YOUR OBJECTIVE
Using the data below, determine the number of lines that include the string "this". Write only that number.

RECORDS PROVIDED
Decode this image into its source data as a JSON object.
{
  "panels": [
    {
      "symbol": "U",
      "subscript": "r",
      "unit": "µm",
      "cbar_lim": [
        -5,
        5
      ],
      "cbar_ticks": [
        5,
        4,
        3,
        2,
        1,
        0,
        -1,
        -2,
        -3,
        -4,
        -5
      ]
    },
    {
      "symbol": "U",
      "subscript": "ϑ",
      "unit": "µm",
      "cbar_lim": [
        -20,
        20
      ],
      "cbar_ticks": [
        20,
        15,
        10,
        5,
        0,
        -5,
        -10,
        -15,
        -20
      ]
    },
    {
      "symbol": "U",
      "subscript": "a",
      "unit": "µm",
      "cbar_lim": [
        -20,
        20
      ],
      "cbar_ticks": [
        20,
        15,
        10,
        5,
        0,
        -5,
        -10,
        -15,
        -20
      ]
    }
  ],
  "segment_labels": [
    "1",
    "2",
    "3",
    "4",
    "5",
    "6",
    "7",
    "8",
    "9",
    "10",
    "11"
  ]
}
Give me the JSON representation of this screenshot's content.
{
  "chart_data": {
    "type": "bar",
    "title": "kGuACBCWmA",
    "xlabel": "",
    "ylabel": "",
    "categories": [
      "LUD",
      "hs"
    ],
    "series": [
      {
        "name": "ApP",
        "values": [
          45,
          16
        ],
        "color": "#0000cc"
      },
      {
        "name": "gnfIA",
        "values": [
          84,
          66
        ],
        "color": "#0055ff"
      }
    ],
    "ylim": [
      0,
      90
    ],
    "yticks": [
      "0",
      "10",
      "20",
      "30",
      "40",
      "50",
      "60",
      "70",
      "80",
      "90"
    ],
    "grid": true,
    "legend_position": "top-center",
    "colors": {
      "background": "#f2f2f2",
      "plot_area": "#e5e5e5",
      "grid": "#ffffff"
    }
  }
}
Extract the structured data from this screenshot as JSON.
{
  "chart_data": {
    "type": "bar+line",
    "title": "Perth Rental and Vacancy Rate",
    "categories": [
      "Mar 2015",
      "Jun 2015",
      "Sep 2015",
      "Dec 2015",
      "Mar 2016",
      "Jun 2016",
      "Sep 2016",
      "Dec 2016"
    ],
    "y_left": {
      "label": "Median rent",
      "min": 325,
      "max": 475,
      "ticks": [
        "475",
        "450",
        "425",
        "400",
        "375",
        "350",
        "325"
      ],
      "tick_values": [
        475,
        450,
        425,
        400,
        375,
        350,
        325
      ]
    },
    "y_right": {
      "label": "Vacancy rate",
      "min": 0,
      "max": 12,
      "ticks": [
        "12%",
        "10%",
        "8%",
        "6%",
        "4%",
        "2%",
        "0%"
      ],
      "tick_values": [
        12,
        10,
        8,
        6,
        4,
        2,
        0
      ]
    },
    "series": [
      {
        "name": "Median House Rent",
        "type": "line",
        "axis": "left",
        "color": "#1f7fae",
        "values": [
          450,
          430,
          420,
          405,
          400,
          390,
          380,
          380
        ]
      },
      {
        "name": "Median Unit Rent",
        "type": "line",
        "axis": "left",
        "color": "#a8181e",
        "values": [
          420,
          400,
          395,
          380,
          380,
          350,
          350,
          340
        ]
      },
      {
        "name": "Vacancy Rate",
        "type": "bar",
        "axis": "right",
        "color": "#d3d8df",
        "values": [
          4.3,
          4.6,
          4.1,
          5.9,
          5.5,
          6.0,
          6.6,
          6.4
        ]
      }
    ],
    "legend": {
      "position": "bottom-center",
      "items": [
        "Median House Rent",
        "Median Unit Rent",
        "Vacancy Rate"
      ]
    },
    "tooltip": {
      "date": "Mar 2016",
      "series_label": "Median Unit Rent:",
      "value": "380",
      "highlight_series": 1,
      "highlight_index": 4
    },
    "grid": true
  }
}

TASK ANSWER
3